- Given task:
Please reproduce the items word for word, starting at the very first line and ending at the line that contains "checkmark-icon: ✔: [821, 528, 833, 544]", with both of those lines included.

- Exercise input:
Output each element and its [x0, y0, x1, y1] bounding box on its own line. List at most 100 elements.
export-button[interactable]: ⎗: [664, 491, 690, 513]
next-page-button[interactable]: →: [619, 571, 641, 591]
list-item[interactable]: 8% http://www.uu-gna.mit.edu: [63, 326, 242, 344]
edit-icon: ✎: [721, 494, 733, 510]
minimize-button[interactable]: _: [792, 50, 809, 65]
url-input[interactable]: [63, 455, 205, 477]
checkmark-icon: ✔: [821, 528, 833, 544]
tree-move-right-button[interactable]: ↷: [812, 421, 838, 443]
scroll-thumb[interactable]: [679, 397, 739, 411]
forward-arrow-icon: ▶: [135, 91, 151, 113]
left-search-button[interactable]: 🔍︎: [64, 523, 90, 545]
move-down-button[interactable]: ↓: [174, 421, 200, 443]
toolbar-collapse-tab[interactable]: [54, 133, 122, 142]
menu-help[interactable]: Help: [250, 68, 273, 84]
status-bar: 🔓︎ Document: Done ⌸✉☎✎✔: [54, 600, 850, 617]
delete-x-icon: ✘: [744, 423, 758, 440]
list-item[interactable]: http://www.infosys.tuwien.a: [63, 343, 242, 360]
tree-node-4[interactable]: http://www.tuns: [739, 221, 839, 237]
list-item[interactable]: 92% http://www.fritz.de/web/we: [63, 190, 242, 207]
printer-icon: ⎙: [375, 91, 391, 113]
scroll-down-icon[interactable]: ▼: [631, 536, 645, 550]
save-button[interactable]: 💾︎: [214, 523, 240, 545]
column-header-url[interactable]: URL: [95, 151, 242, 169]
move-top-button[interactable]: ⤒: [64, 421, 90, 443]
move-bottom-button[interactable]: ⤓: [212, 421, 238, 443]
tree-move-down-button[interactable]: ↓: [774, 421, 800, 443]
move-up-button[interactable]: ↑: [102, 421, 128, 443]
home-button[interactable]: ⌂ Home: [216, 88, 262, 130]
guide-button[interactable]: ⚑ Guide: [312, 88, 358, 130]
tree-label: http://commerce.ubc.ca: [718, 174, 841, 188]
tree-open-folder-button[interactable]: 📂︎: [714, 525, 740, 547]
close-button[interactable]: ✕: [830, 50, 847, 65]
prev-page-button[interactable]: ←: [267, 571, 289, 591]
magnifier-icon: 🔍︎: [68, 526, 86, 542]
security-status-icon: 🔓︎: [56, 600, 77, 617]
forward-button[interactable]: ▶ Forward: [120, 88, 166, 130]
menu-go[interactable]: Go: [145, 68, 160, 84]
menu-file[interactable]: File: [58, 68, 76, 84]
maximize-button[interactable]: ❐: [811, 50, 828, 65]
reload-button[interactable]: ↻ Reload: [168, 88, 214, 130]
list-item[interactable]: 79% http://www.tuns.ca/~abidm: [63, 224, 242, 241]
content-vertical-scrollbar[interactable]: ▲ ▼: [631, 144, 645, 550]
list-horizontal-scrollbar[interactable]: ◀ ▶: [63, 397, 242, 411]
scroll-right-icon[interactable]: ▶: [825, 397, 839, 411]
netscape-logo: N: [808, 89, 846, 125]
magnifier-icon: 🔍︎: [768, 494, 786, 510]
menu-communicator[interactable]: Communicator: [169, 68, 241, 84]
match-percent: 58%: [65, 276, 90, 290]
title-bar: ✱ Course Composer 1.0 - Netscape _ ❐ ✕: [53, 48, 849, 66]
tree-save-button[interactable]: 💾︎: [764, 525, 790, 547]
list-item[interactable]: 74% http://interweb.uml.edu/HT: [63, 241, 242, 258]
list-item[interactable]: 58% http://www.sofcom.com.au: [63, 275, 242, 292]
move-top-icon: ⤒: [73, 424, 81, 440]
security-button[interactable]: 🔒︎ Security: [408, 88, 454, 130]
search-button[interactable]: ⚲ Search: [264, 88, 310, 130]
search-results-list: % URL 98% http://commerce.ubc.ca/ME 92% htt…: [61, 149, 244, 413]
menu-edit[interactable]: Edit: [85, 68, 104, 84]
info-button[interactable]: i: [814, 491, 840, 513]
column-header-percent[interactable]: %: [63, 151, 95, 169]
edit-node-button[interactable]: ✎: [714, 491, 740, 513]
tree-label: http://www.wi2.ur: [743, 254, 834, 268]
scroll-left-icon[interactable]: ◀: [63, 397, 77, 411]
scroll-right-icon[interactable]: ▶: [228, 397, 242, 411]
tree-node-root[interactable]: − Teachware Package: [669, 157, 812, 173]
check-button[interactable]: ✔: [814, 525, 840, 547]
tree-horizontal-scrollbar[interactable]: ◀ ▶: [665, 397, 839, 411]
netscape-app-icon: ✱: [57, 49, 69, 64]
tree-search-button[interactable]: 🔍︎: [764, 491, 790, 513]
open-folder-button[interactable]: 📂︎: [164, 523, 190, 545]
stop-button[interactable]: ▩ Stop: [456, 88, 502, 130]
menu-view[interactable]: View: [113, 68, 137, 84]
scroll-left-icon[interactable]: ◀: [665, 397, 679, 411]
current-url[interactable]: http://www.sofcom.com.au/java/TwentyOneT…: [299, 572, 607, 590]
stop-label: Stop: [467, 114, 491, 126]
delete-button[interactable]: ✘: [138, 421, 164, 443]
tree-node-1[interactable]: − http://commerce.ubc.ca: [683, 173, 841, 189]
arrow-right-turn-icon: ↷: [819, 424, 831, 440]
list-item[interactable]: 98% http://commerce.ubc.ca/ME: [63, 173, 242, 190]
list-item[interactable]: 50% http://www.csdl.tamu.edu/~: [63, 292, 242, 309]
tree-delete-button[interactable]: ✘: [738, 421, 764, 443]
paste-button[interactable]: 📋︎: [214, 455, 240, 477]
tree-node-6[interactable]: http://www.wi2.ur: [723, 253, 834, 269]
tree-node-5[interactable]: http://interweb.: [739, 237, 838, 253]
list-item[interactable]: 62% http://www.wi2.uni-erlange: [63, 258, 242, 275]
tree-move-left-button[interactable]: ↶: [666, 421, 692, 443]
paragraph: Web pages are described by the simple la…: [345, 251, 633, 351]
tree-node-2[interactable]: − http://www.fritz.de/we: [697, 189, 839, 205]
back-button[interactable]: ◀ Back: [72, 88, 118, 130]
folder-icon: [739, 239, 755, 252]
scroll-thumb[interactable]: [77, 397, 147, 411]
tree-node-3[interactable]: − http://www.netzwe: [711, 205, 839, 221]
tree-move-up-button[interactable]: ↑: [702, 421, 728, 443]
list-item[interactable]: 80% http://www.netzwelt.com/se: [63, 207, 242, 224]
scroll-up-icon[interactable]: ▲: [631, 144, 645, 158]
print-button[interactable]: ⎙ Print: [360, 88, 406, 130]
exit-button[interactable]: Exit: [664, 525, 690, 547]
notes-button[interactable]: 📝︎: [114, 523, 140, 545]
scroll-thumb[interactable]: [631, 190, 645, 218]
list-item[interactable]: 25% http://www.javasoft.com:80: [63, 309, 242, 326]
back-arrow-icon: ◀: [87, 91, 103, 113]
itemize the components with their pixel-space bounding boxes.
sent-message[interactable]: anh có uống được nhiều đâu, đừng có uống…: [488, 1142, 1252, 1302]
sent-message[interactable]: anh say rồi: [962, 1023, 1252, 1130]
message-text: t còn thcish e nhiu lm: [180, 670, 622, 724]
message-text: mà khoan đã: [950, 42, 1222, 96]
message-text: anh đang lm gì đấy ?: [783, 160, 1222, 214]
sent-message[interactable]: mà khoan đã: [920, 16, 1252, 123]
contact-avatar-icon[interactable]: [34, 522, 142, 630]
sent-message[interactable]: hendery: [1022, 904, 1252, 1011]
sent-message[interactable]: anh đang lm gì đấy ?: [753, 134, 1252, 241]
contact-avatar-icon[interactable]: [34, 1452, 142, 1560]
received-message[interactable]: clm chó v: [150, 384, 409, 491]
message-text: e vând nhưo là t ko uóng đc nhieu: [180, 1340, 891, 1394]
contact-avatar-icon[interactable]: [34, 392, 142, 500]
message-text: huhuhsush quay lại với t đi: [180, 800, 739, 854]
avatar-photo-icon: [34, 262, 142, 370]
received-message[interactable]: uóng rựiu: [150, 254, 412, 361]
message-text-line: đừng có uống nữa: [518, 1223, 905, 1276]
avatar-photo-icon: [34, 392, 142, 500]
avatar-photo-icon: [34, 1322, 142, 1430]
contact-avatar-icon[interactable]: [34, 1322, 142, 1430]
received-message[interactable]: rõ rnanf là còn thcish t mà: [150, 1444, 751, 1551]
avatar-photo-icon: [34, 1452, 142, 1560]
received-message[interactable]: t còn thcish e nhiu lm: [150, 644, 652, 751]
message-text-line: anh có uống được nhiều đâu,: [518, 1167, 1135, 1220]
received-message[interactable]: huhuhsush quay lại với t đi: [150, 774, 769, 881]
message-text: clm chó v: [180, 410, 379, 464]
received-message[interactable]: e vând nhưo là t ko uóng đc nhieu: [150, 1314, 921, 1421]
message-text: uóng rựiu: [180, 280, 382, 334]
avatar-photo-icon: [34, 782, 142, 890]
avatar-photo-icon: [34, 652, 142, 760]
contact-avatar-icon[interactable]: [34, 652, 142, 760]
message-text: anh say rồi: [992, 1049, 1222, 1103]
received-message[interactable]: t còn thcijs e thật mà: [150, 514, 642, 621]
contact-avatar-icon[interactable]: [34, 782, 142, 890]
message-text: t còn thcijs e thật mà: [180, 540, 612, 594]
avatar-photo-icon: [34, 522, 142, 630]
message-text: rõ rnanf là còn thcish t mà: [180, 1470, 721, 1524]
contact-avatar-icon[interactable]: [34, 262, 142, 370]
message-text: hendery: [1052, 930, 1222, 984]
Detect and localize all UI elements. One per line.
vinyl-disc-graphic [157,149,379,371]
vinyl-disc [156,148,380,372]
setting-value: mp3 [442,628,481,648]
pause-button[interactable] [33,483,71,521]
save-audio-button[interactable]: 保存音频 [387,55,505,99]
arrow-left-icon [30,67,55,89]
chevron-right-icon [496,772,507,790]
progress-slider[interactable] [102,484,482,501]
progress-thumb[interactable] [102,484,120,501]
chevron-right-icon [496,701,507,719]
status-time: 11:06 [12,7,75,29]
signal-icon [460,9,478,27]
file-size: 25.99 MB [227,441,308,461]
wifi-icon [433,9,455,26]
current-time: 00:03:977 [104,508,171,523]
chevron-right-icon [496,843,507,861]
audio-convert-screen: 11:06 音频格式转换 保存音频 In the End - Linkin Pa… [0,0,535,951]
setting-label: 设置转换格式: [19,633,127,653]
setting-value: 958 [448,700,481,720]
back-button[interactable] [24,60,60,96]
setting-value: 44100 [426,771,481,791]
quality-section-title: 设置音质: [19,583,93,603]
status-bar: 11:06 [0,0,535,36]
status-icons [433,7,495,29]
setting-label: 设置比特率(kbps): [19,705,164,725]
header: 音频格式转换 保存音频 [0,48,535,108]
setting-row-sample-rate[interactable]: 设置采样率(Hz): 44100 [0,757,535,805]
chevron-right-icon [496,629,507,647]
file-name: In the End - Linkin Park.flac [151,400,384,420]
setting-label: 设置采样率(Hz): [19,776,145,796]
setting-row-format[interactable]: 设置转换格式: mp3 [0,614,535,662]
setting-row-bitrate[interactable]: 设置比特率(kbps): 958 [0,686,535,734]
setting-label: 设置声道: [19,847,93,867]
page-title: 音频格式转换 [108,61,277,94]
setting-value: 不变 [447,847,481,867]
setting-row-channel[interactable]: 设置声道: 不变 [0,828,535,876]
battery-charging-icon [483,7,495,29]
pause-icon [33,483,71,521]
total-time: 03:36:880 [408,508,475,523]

- Result below:
Output each element and its [x0, y0, x1, y1] bounding box on its own line. List at most 100 elements.
export-button[interactable]: ⎗: [664, 491, 690, 513]
next-page-button[interactable]: →: [619, 571, 641, 591]
list-item[interactable]: 8% http://www.uu-gna.mit.edu: [63, 326, 242, 344]
edit-icon: ✎: [721, 494, 733, 510]
minimize-button[interactable]: _: [792, 50, 809, 65]
url-input[interactable]: [63, 455, 205, 477]
checkmark-icon: ✔: [821, 528, 833, 544]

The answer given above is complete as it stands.